# [Supplied material]

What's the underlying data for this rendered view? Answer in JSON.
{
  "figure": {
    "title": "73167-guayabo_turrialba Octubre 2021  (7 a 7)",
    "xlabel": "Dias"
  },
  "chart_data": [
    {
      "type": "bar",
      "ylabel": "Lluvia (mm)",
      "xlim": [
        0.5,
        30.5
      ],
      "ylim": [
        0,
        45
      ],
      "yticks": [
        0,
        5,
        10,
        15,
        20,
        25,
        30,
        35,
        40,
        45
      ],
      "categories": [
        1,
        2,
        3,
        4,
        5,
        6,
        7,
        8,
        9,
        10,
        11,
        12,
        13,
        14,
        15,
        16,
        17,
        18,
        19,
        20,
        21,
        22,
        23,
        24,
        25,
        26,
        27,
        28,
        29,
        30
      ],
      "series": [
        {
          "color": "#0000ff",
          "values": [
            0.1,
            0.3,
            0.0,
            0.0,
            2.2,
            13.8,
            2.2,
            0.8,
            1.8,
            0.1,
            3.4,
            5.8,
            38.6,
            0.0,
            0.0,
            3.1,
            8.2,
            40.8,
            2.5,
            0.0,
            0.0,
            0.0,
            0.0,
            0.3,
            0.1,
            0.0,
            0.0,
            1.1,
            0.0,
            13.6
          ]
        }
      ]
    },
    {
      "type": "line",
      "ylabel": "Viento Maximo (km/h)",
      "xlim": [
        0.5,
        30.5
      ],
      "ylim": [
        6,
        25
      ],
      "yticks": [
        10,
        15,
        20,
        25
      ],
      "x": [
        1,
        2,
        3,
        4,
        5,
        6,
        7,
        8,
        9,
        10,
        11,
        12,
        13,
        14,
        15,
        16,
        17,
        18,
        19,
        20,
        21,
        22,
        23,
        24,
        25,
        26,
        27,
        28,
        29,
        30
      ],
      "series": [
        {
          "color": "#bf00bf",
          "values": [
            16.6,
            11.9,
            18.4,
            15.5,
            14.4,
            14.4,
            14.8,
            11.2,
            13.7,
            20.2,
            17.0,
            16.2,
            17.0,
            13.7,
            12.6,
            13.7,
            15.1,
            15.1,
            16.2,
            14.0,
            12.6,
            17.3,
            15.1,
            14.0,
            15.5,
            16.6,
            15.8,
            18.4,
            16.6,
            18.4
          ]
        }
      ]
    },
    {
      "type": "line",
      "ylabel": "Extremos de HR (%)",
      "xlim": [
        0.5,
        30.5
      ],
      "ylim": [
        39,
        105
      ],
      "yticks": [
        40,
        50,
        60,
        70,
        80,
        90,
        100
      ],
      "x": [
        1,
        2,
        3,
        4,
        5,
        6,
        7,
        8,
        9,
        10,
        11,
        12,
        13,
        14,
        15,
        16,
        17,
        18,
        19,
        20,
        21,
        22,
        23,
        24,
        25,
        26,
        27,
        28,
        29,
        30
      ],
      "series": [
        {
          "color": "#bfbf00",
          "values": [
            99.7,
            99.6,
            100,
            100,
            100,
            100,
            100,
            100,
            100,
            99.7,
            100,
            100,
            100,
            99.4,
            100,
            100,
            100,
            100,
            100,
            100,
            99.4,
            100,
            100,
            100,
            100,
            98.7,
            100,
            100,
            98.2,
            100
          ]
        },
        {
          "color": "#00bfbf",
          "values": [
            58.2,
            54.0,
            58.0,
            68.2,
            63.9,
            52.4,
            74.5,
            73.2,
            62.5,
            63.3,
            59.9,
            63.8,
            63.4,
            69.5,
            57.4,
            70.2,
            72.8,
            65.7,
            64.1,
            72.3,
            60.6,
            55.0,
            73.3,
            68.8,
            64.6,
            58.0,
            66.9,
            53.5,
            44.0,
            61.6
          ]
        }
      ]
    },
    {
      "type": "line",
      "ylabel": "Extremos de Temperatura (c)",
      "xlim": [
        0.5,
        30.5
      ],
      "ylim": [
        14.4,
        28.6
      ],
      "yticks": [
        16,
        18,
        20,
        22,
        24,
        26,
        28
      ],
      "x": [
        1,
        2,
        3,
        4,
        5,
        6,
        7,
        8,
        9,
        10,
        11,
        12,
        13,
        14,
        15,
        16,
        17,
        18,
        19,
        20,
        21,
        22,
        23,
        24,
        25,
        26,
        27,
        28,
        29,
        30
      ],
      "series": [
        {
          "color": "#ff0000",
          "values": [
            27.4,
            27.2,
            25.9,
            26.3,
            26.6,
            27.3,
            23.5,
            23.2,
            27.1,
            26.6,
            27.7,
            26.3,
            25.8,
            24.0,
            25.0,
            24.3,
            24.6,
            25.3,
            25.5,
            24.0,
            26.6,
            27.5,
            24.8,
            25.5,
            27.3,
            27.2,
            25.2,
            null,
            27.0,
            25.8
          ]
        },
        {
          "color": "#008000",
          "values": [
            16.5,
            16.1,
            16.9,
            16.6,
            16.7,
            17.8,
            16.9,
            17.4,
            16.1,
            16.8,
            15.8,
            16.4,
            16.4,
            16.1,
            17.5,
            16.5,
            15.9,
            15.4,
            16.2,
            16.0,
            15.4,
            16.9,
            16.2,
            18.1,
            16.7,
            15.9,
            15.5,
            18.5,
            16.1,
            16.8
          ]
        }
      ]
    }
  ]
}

# [Stated goal]
Every line of the data above should be reproduced word for word.

# [Result for this exercise]
What's the underlying data for this rendered view? Answer in JSON.
{
  "figure": {
    "title": "73167-guayabo_turrialba Octubre 2021  (7 a 7)",
    "xlabel": "Dias"
  },
  "chart_data": [
    {
      "type": "bar",
      "ylabel": "Lluvia (mm)",
      "xlim": [
        0.5,
        30.5
      ],
      "ylim": [
        0,
        45
      ],
      "yticks": [
        0,
        5,
        10,
        15,
        20,
        25,
        30,
        35,
        40,
        45
      ],
      "categories": [
        1,
        2,
        3,
        4,
        5,
        6,
        7,
        8,
        9,
        10,
        11,
        12,
        13,
        14,
        15,
        16,
        17,
        18,
        19,
        20,
        21,
        22,
        23,
        24,
        25,
        26,
        27,
        28,
        29,
        30
      ],
      "series": [
        {
          "color": "#0000ff",
          "values": [
            0.1,
            0.3,
            0.0,
            0.0,
            2.2,
            13.8,
            2.2,
            0.8,
            1.8,
            0.1,
            3.4,
            5.8,
            38.6,
            0.0,
            0.0,
            3.1,
            8.2,
            40.8,
            2.5,
            0.0,
            0.0,
            0.0,
            0.0,
            0.3,
            0.1,
            0.0,
            0.0,
            1.1,
            0.0,
            13.6
          ]
        }
      ]
    },
    {
      "type": "line",
      "ylabel": "Viento Maximo (km/h)",
      "xlim": [
        0.5,
        30.5
      ],
      "ylim": [
        6,
        25
      ],
      "yticks": [
        10,
        15,
        20,
        25
      ],
      "x": [
        1,
        2,
        3,
        4,
        5,
        6,
        7,
        8,
        9,
        10,
        11,
        12,
        13,
        14,
        15,
        16,
        17,
        18,
        19,
        20,
        21,
        22,
        23,
        24,
        25,
        26,
        27,
        28,
        29,
        30
      ],
      "series": [
        {
          "color": "#bf00bf",
          "values": [
            16.6,
            11.9,
            18.4,
            15.5,
            14.4,
            14.4,
            14.8,
            11.2,
            13.7,
            20.2,
            17.0,
            16.2,
            17.0,
            13.7,
            12.6,
            13.7,
            15.1,
            15.1,
            16.2,
            14.0,
            12.6,
            17.3,
            15.1,
            14.0,
            15.5,
            16.6,
            15.8,
            18.4,
            16.6,
            18.4
          ]
        }
      ]
    },
    {
      "type": "line",
      "ylabel": "Extremos de HR (%)",
      "xlim": [
        0.5,
        30.5
      ],
      "ylim": [
        39,
        105
      ],
      "yticks": [
        40,
        50,
        60,
        70,
        80,
        90,
        100
      ],
      "x": [
        1,
        2,
        3,
        4,
        5,
        6,
        7,
        8,
        9,
        10,
        11,
        12,
        13,
        14,
        15,
        16,
        17,
        18,
        19,
        20,
        21,
        22,
        23,
        24,
        25,
        26,
        27,
        28,
        29,
        30
      ],
      "series": [
        {
          "color": "#bfbf00",
          "values": [
            99.7,
            99.6,
            100,
            100,
            100,
            100,
            100,
            100,
            100,
            99.7,
            100,
            100,
            100,
            99.4,
            100,
            100,
            100,
            100,
            100,
            100,
            99.4,
            100,
            100,
            100,
            100,
            98.7,
            100,
            100,
            98.2,
            100
          ]
        },
        {
          "color": "#00bfbf",
          "values": [
            58.2,
            54.0,
            58.0,
            68.2,
            63.9,
            52.4,
            74.5,
            73.2,
            62.5,
            63.3,
            59.9,
            63.8,
            63.4,
            69.5,
            57.4,
            70.2,
            72.8,
            65.7,
            64.1,
            72.3,
            60.6,
            55.0,
            73.3,
            68.8,
            64.6,
            58.0,
            66.9,
            53.5,
            44.0,
            61.6
          ]
        }
      ]
    },
    {
      "type": "line",
      "ylabel": "Extremos de Temperatura (c)",
      "xlim": [
        0.5,
        30.5
      ],
      "ylim": [
        14.4,
        28.6
      ],
      "yticks": [
        16,
        18,
        20,
        22,
        24,
        26,
        28
      ],
      "x": [
        1,
        2,
        3,
        4,
        5,
        6,
        7,
        8,
        9,
        10,
        11,
        12,
        13,
        14,
        15,
        16,
        17,
        18,
        19,
        20,
        21,
        22,
        23,
        24,
        25,
        26,
        27,
        28,
        29,
        30
      ],
      "series": [
        {
          "color": "#ff0000",
          "values": [
            27.4,
            27.2,
            25.9,
            26.3,
            26.6,
            27.3,
            23.5,
            23.2,
            27.1,
            26.6,
            27.7,
            26.3,
            25.8,
            24.0,
            25.0,
            24.3,
            24.6,
            25.3,
            25.5,
            24.0,
            26.6,
            27.5,
            24.8,
            25.5,
            27.3,
            27.2,
            25.2,
            null,
            27.0,
            25.8
          ]
        },
        {
          "color": "#008000",
          "values": [
            16.5,
            16.1,
            16.9,
            16.6,
            16.7,
            17.8,
            16.9,
            17.4,
            16.1,
            16.8,
            15.8,
            16.4,
            16.4,
            16.1,
            17.5,
            16.5,
            15.9,
            15.4,
            16.2,
            16.0,
            15.4,
            16.9,
            16.2,
            18.1,
            16.7,
            15.9,
            15.5,
            18.5,
            16.1,
            16.8
          ]
        }
      ]
    }
  ]
}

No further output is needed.